- SUPPLIED MATERIAL

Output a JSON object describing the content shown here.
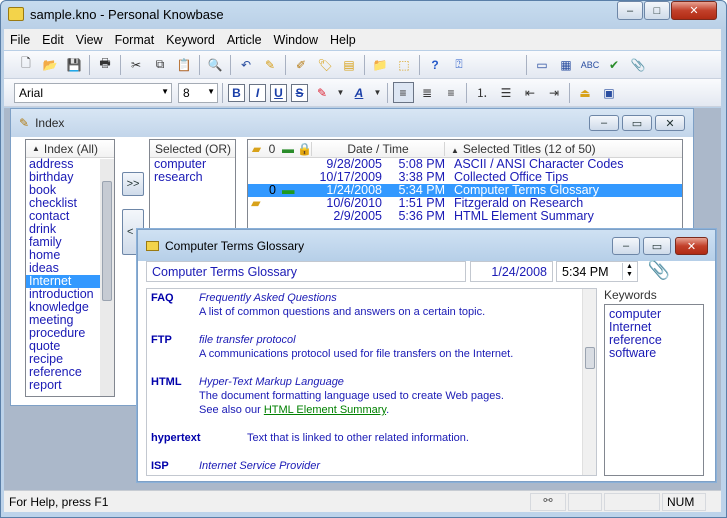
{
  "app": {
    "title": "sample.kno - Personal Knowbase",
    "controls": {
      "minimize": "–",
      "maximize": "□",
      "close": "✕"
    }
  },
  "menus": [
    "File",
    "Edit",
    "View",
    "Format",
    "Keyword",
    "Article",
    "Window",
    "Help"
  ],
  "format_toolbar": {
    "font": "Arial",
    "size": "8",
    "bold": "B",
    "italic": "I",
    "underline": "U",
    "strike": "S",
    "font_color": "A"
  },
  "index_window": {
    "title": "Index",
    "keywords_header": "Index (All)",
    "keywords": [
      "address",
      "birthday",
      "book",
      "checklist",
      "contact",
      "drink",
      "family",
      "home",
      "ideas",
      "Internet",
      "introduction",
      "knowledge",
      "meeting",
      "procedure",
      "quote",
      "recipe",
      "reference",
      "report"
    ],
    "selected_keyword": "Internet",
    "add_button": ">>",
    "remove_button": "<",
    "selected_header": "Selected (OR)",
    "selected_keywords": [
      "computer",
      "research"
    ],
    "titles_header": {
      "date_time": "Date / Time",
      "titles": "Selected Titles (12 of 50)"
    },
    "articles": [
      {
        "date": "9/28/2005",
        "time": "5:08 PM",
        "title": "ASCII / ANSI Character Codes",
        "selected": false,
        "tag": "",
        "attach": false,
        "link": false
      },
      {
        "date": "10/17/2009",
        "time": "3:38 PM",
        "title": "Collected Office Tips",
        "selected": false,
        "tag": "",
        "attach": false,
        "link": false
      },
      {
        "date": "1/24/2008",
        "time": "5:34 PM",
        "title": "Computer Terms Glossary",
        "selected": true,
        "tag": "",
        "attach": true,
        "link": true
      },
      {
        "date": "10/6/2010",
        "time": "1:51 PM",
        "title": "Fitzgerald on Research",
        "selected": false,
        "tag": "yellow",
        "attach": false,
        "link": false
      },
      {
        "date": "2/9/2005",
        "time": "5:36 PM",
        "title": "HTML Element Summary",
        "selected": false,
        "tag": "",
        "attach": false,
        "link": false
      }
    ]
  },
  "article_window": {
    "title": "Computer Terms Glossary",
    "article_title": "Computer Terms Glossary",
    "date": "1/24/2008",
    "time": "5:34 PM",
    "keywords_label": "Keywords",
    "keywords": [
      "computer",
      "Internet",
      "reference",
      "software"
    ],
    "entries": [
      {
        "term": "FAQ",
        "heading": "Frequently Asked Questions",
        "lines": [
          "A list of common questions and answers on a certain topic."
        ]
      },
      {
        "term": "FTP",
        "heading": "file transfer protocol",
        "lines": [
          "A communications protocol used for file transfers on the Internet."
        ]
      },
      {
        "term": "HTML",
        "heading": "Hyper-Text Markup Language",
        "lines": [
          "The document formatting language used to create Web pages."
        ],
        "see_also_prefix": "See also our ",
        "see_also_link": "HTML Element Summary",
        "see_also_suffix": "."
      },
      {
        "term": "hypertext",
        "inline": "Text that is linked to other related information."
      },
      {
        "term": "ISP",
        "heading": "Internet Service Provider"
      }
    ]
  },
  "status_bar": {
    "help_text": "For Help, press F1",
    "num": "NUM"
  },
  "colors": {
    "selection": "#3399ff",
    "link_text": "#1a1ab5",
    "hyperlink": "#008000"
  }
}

- PROBLEM TO SOLVE
None of the pictures should appear; repeat the records exactly otherwise.

- REPLY TO THE TASK
Output a JSON object describing the content shown here.
{
  "app": {
    "title": "sample.kno - Personal Knowbase",
    "controls": {
      "minimize": "–",
      "maximize": "□",
      "close": "✕"
    }
  },
  "menus": [
    "File",
    "Edit",
    "View",
    "Format",
    "Keyword",
    "Article",
    "Window",
    "Help"
  ],
  "format_toolbar": {
    "font": "Arial",
    "size": "8",
    "bold": "B",
    "italic": "I",
    "underline": "U",
    "strike": "S",
    "font_color": "A"
  },
  "index_window": {
    "title": "Index",
    "keywords_header": "Index (All)",
    "keywords": [
      "address",
      "birthday",
      "book",
      "checklist",
      "contact",
      "drink",
      "family",
      "home",
      "ideas",
      "Internet",
      "introduction",
      "knowledge",
      "meeting",
      "procedure",
      "quote",
      "recipe",
      "reference",
      "report"
    ],
    "selected_keyword": "Internet",
    "add_button": ">>",
    "remove_button": "<",
    "selected_header": "Selected (OR)",
    "selected_keywords": [
      "computer",
      "research"
    ],
    "titles_header": {
      "date_time": "Date / Time",
      "titles": "Selected Titles (12 of 50)"
    },
    "articles": [
      {
        "date": "9/28/2005",
        "time": "5:08 PM",
        "title": "ASCII / ANSI Character Codes",
        "selected": false,
        "tag": "",
        "attach": false,
        "link": false
      },
      {
        "date": "10/17/2009",
        "time": "3:38 PM",
        "title": "Collected Office Tips",
        "selected": false,
        "tag": "",
        "attach": false,
        "link": false
      },
      {
        "date": "1/24/2008",
        "time": "5:34 PM",
        "title": "Computer Terms Glossary",
        "selected": true,
        "tag": "",
        "attach": true,
        "link": true
      },
      {
        "date": "10/6/2010",
        "time": "1:51 PM",
        "title": "Fitzgerald on Research",
        "selected": false,
        "tag": "yellow",
        "attach": false,
        "link": false
      },
      {
        "date": "2/9/2005",
        "time": "5:36 PM",
        "title": "HTML Element Summary",
        "selected": false,
        "tag": "",
        "attach": false,
        "link": false
      }
    ]
  },
  "article_window": {
    "title": "Computer Terms Glossary",
    "article_title": "Computer Terms Glossary",
    "date": "1/24/2008",
    "time": "5:34 PM",
    "keywords_label": "Keywords",
    "keywords": [
      "computer",
      "Internet",
      "reference",
      "software"
    ],
    "entries": [
      {
        "term": "FAQ",
        "heading": "Frequently Asked Questions",
        "lines": [
          "A list of common questions and answers on a certain topic."
        ]
      },
      {
        "term": "FTP",
        "heading": "file transfer protocol",
        "lines": [
          "A communications protocol used for file transfers on the Internet."
        ]
      },
      {
        "term": "HTML",
        "heading": "Hyper-Text Markup Language",
        "lines": [
          "The document formatting language used to create Web pages."
        ],
        "see_also_prefix": "See also our ",
        "see_also_link": "HTML Element Summary",
        "see_also_suffix": "."
      },
      {
        "term": "hypertext",
        "inline": "Text that is linked to other related information."
      },
      {
        "term": "ISP",
        "heading": "Internet Service Provider"
      }
    ]
  },
  "status_bar": {
    "help_text": "For Help, press F1",
    "num": "NUM"
  },
  "colors": {
    "selection": "#3399ff",
    "link_text": "#1a1ab5",
    "hyperlink": "#008000"
  }
}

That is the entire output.